--- START OF Dataset ---

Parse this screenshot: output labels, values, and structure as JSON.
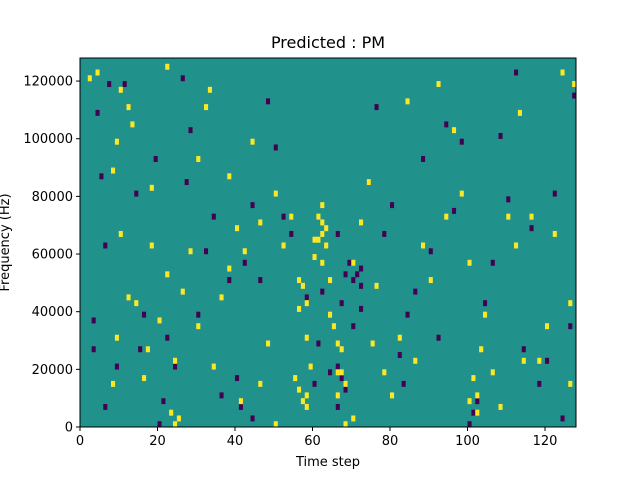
{
  "chart_data": {
    "type": "heatmap",
    "title": "Predicted : PM",
    "xlabel": "Time step",
    "ylabel": "Frequency (Hz)",
    "xlim": [
      0,
      128
    ],
    "ylim": [
      0,
      128000
    ],
    "x_ticks": [
      0,
      20,
      40,
      60,
      80,
      100,
      120
    ],
    "y_ticks": [
      0,
      20000,
      40000,
      60000,
      80000,
      100000,
      120000
    ],
    "x_tick_labels": [
      "0",
      "20",
      "40",
      "60",
      "80",
      "100",
      "120"
    ],
    "y_tick_labels": [
      "0",
      "20000",
      "40000",
      "60000",
      "80000",
      "100000",
      "120000"
    ],
    "colormap": "viridis",
    "background_value": 0,
    "colors": {
      "low": "#440154",
      "mid": "#21918c",
      "high": "#fde725"
    },
    "grid": false,
    "n_time_steps": 128,
    "n_freq_bins": 64,
    "freq_bin_hz": 2000,
    "cells_high": [
      [
        2,
        120000
      ],
      [
        4,
        122000
      ],
      [
        8,
        14000
      ],
      [
        8,
        88000
      ],
      [
        9,
        30000
      ],
      [
        9,
        98000
      ],
      [
        10,
        66000
      ],
      [
        10,
        116000
      ],
      [
        12,
        44000
      ],
      [
        14,
        42000
      ],
      [
        12,
        110000
      ],
      [
        13,
        104000
      ],
      [
        16,
        16000
      ],
      [
        17,
        26000
      ],
      [
        18,
        62000
      ],
      [
        18,
        82000
      ],
      [
        20,
        36000
      ],
      [
        22,
        52000
      ],
      [
        22,
        124000
      ],
      [
        23,
        4000
      ],
      [
        24,
        0
      ],
      [
        24,
        22000
      ],
      [
        25,
        2000
      ],
      [
        26,
        46000
      ],
      [
        28,
        60000
      ],
      [
        30,
        92000
      ],
      [
        30,
        34000
      ],
      [
        32,
        110000
      ],
      [
        33,
        116000
      ],
      [
        34,
        20000
      ],
      [
        36,
        44000
      ],
      [
        38,
        54000
      ],
      [
        38,
        86000
      ],
      [
        40,
        68000
      ],
      [
        41,
        8000
      ],
      [
        42,
        60000
      ],
      [
        44,
        98000
      ],
      [
        46,
        70000
      ],
      [
        46,
        14000
      ],
      [
        48,
        28000
      ],
      [
        50,
        0
      ],
      [
        50,
        80000
      ],
      [
        52,
        62000
      ],
      [
        54,
        72000
      ],
      [
        55,
        16000
      ],
      [
        56,
        40000
      ],
      [
        56,
        50000
      ],
      [
        57,
        48000
      ],
      [
        58,
        42000
      ],
      [
        58,
        30000
      ],
      [
        59,
        20000
      ],
      [
        60,
        64000
      ],
      [
        61,
        72000
      ],
      [
        62,
        76000
      ],
      [
        62,
        56000
      ],
      [
        63,
        62000
      ],
      [
        64,
        50000
      ],
      [
        64,
        38000
      ],
      [
        65,
        34000
      ],
      [
        66,
        18000
      ],
      [
        67,
        26000
      ],
      [
        68,
        0
      ],
      [
        70,
        2000
      ],
      [
        70,
        56000
      ],
      [
        72,
        70000
      ],
      [
        74,
        84000
      ],
      [
        75,
        28000
      ],
      [
        76,
        48000
      ],
      [
        78,
        18000
      ],
      [
        80,
        10000
      ],
      [
        82,
        30000
      ],
      [
        84,
        112000
      ],
      [
        86,
        22000
      ],
      [
        88,
        62000
      ],
      [
        90,
        50000
      ],
      [
        92,
        118000
      ],
      [
        94,
        72000
      ],
      [
        96,
        102000
      ],
      [
        98,
        80000
      ],
      [
        100,
        56000
      ],
      [
        102,
        10000
      ],
      [
        103,
        26000
      ],
      [
        104,
        38000
      ],
      [
        106,
        18000
      ],
      [
        108,
        6000
      ],
      [
        110,
        72000
      ],
      [
        112,
        62000
      ],
      [
        113,
        108000
      ],
      [
        114,
        22000
      ],
      [
        116,
        72000
      ],
      [
        118,
        22000
      ],
      [
        120,
        34000
      ],
      [
        122,
        66000
      ],
      [
        124,
        122000
      ],
      [
        126,
        14000
      ],
      [
        127,
        118000
      ],
      [
        126,
        42000
      ],
      [
        100,
        8000
      ],
      [
        101,
        16000
      ],
      [
        102,
        4000
      ],
      [
        62,
        66000
      ],
      [
        63,
        68000
      ],
      [
        62,
        70000
      ],
      [
        61,
        64000
      ],
      [
        60,
        58000
      ],
      [
        66,
        28000
      ],
      [
        58,
        10000
      ],
      [
        56,
        12000
      ],
      [
        57,
        8000
      ],
      [
        58,
        6000
      ],
      [
        66,
        10000
      ],
      [
        67,
        18000
      ],
      [
        68,
        14000
      ]
    ],
    "cells_low": [
      [
        3,
        26000
      ],
      [
        3,
        36000
      ],
      [
        4,
        108000
      ],
      [
        5,
        86000
      ],
      [
        6,
        6000
      ],
      [
        6,
        62000
      ],
      [
        7,
        118000
      ],
      [
        9,
        20000
      ],
      [
        11,
        118000
      ],
      [
        14,
        80000
      ],
      [
        15,
        26000
      ],
      [
        16,
        38000
      ],
      [
        19,
        92000
      ],
      [
        20,
        0
      ],
      [
        21,
        8000
      ],
      [
        22,
        30000
      ],
      [
        24,
        20000
      ],
      [
        26,
        120000
      ],
      [
        27,
        84000
      ],
      [
        28,
        102000
      ],
      [
        30,
        38000
      ],
      [
        32,
        60000
      ],
      [
        34,
        72000
      ],
      [
        36,
        10000
      ],
      [
        38,
        50000
      ],
      [
        40,
        16000
      ],
      [
        41,
        6000
      ],
      [
        42,
        56000
      ],
      [
        44,
        2000
      ],
      [
        44,
        76000
      ],
      [
        46,
        50000
      ],
      [
        48,
        112000
      ],
      [
        50,
        96000
      ],
      [
        52,
        72000
      ],
      [
        54,
        66000
      ],
      [
        58,
        44000
      ],
      [
        60,
        14000
      ],
      [
        61,
        28000
      ],
      [
        62,
        46000
      ],
      [
        64,
        18000
      ],
      [
        66,
        66000
      ],
      [
        67,
        42000
      ],
      [
        68,
        52000
      ],
      [
        69,
        56000
      ],
      [
        70,
        34000
      ],
      [
        72,
        40000
      ],
      [
        72,
        54000
      ],
      [
        74,
        84000
      ],
      [
        76,
        110000
      ],
      [
        78,
        66000
      ],
      [
        80,
        76000
      ],
      [
        82,
        24000
      ],
      [
        83,
        14000
      ],
      [
        84,
        38000
      ],
      [
        86,
        46000
      ],
      [
        88,
        92000
      ],
      [
        90,
        60000
      ],
      [
        92,
        30000
      ],
      [
        94,
        104000
      ],
      [
        96,
        74000
      ],
      [
        98,
        98000
      ],
      [
        100,
        0
      ],
      [
        101,
        4000
      ],
      [
        102,
        8000
      ],
      [
        104,
        42000
      ],
      [
        106,
        56000
      ],
      [
        108,
        100000
      ],
      [
        110,
        78000
      ],
      [
        112,
        122000
      ],
      [
        114,
        26000
      ],
      [
        116,
        68000
      ],
      [
        118,
        14000
      ],
      [
        120,
        22000
      ],
      [
        122,
        80000
      ],
      [
        124,
        2000
      ],
      [
        126,
        34000
      ],
      [
        127,
        114000
      ],
      [
        70,
        50000
      ],
      [
        71,
        52000
      ],
      [
        72,
        48000
      ],
      [
        66,
        20000
      ],
      [
        67,
        16000
      ],
      [
        68,
        12000
      ],
      [
        66,
        6000
      ]
    ]
  }
}
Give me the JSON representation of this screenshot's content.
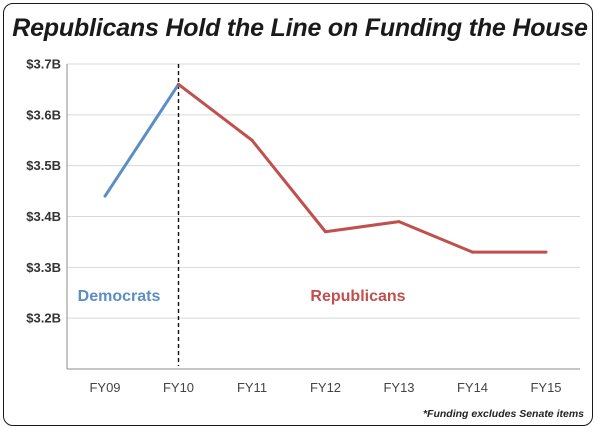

--- END OF Dataset ---

What to do
Repeat each entry precisely as it appears. Leave the pictures out.

Solution below
Parse this screenshot: output labels, values, and structure as JSON.
{
  "chart_data": {
    "type": "heatmap",
    "title": "Predicted : PM",
    "xlabel": "Time step",
    "ylabel": "Frequency (Hz)",
    "xlim": [
      0,
      128
    ],
    "ylim": [
      0,
      128000
    ],
    "x_ticks": [
      0,
      20,
      40,
      60,
      80,
      100,
      120
    ],
    "y_ticks": [
      0,
      20000,
      40000,
      60000,
      80000,
      100000,
      120000
    ],
    "x_tick_labels": [
      "0",
      "20",
      "40",
      "60",
      "80",
      "100",
      "120"
    ],
    "y_tick_labels": [
      "0",
      "20000",
      "40000",
      "60000",
      "80000",
      "100000",
      "120000"
    ],
    "colormap": "viridis",
    "background_value": 0,
    "colors": {
      "low": "#440154",
      "mid": "#21918c",
      "high": "#fde725"
    },
    "grid": false,
    "n_time_steps": 128,
    "n_freq_bins": 64,
    "freq_bin_hz": 2000,
    "cells_high": [
      [
        2,
        120000
      ],
      [
        4,
        122000
      ],
      [
        8,
        14000
      ],
      [
        8,
        88000
      ],
      [
        9,
        30000
      ],
      [
        9,
        98000
      ],
      [
        10,
        66000
      ],
      [
        10,
        116000
      ],
      [
        12,
        44000
      ],
      [
        14,
        42000
      ],
      [
        12,
        110000
      ],
      [
        13,
        104000
      ],
      [
        16,
        16000
      ],
      [
        17,
        26000
      ],
      [
        18,
        62000
      ],
      [
        18,
        82000
      ],
      [
        20,
        36000
      ],
      [
        22,
        52000
      ],
      [
        22,
        124000
      ],
      [
        23,
        4000
      ],
      [
        24,
        0
      ],
      [
        24,
        22000
      ],
      [
        25,
        2000
      ],
      [
        26,
        46000
      ],
      [
        28,
        60000
      ],
      [
        30,
        92000
      ],
      [
        30,
        34000
      ],
      [
        32,
        110000
      ],
      [
        33,
        116000
      ],
      [
        34,
        20000
      ],
      [
        36,
        44000
      ],
      [
        38,
        54000
      ],
      [
        38,
        86000
      ],
      [
        40,
        68000
      ],
      [
        41,
        8000
      ],
      [
        42,
        60000
      ],
      [
        44,
        98000
      ],
      [
        46,
        70000
      ],
      [
        46,
        14000
      ],
      [
        48,
        28000
      ],
      [
        50,
        0
      ],
      [
        50,
        80000
      ],
      [
        52,
        62000
      ],
      [
        54,
        72000
      ],
      [
        55,
        16000
      ],
      [
        56,
        40000
      ],
      [
        56,
        50000
      ],
      [
        57,
        48000
      ],
      [
        58,
        42000
      ],
      [
        58,
        30000
      ],
      [
        59,
        20000
      ],
      [
        60,
        64000
      ],
      [
        61,
        72000
      ],
      [
        62,
        76000
      ],
      [
        62,
        56000
      ],
      [
        63,
        62000
      ],
      [
        64,
        50000
      ],
      [
        64,
        38000
      ],
      [
        65,
        34000
      ],
      [
        66,
        18000
      ],
      [
        67,
        26000
      ],
      [
        68,
        0
      ],
      [
        70,
        2000
      ],
      [
        70,
        56000
      ],
      [
        72,
        70000
      ],
      [
        74,
        84000
      ],
      [
        75,
        28000
      ],
      [
        76,
        48000
      ],
      [
        78,
        18000
      ],
      [
        80,
        10000
      ],
      [
        82,
        30000
      ],
      [
        84,
        112000
      ],
      [
        86,
        22000
      ],
      [
        88,
        62000
      ],
      [
        90,
        50000
      ],
      [
        92,
        118000
      ],
      [
        94,
        72000
      ],
      [
        96,
        102000
      ],
      [
        98,
        80000
      ],
      [
        100,
        56000
      ],
      [
        102,
        10000
      ],
      [
        103,
        26000
      ],
      [
        104,
        38000
      ],
      [
        106,
        18000
      ],
      [
        108,
        6000
      ],
      [
        110,
        72000
      ],
      [
        112,
        62000
      ],
      [
        113,
        108000
      ],
      [
        114,
        22000
      ],
      [
        116,
        72000
      ],
      [
        118,
        22000
      ],
      [
        120,
        34000
      ],
      [
        122,
        66000
      ],
      [
        124,
        122000
      ],
      [
        126,
        14000
      ],
      [
        127,
        118000
      ],
      [
        126,
        42000
      ],
      [
        100,
        8000
      ],
      [
        101,
        16000
      ],
      [
        102,
        4000
      ],
      [
        62,
        66000
      ],
      [
        63,
        68000
      ],
      [
        62,
        70000
      ],
      [
        61,
        64000
      ],
      [
        60,
        58000
      ],
      [
        66,
        28000
      ],
      [
        58,
        10000
      ],
      [
        56,
        12000
      ],
      [
        57,
        8000
      ],
      [
        58,
        6000
      ],
      [
        66,
        10000
      ],
      [
        67,
        18000
      ],
      [
        68,
        14000
      ]
    ],
    "cells_low": [
      [
        3,
        26000
      ],
      [
        3,
        36000
      ],
      [
        4,
        108000
      ],
      [
        5,
        86000
      ],
      [
        6,
        6000
      ],
      [
        6,
        62000
      ],
      [
        7,
        118000
      ],
      [
        9,
        20000
      ],
      [
        11,
        118000
      ],
      [
        14,
        80000
      ],
      [
        15,
        26000
      ],
      [
        16,
        38000
      ],
      [
        19,
        92000
      ],
      [
        20,
        0
      ],
      [
        21,
        8000
      ],
      [
        22,
        30000
      ],
      [
        24,
        20000
      ],
      [
        26,
        120000
      ],
      [
        27,
        84000
      ],
      [
        28,
        102000
      ],
      [
        30,
        38000
      ],
      [
        32,
        60000
      ],
      [
        34,
        72000
      ],
      [
        36,
        10000
      ],
      [
        38,
        50000
      ],
      [
        40,
        16000
      ],
      [
        41,
        6000
      ],
      [
        42,
        56000
      ],
      [
        44,
        2000
      ],
      [
        44,
        76000
      ],
      [
        46,
        50000
      ],
      [
        48,
        112000
      ],
      [
        50,
        96000
      ],
      [
        52,
        72000
      ],
      [
        54,
        66000
      ],
      [
        58,
        44000
      ],
      [
        60,
        14000
      ],
      [
        61,
        28000
      ],
      [
        62,
        46000
      ],
      [
        64,
        18000
      ],
      [
        66,
        66000
      ],
      [
        67,
        42000
      ],
      [
        68,
        52000
      ],
      [
        69,
        56000
      ],
      [
        70,
        34000
      ],
      [
        72,
        40000
      ],
      [
        72,
        54000
      ],
      [
        74,
        84000
      ],
      [
        76,
        110000
      ],
      [
        78,
        66000
      ],
      [
        80,
        76000
      ],
      [
        82,
        24000
      ],
      [
        83,
        14000
      ],
      [
        84,
        38000
      ],
      [
        86,
        46000
      ],
      [
        88,
        92000
      ],
      [
        90,
        60000
      ],
      [
        92,
        30000
      ],
      [
        94,
        104000
      ],
      [
        96,
        74000
      ],
      [
        98,
        98000
      ],
      [
        100,
        0
      ],
      [
        101,
        4000
      ],
      [
        102,
        8000
      ],
      [
        104,
        42000
      ],
      [
        106,
        56000
      ],
      [
        108,
        100000
      ],
      [
        110,
        78000
      ],
      [
        112,
        122000
      ],
      [
        114,
        26000
      ],
      [
        116,
        68000
      ],
      [
        118,
        14000
      ],
      [
        120,
        22000
      ],
      [
        122,
        80000
      ],
      [
        124,
        2000
      ],
      [
        126,
        34000
      ],
      [
        127,
        114000
      ],
      [
        70,
        50000
      ],
      [
        71,
        52000
      ],
      [
        72,
        48000
      ],
      [
        66,
        20000
      ],
      [
        67,
        16000
      ],
      [
        68,
        12000
      ],
      [
        66,
        6000
      ]
    ]
  }
}
Give me the JSON representation of this screenshot's content.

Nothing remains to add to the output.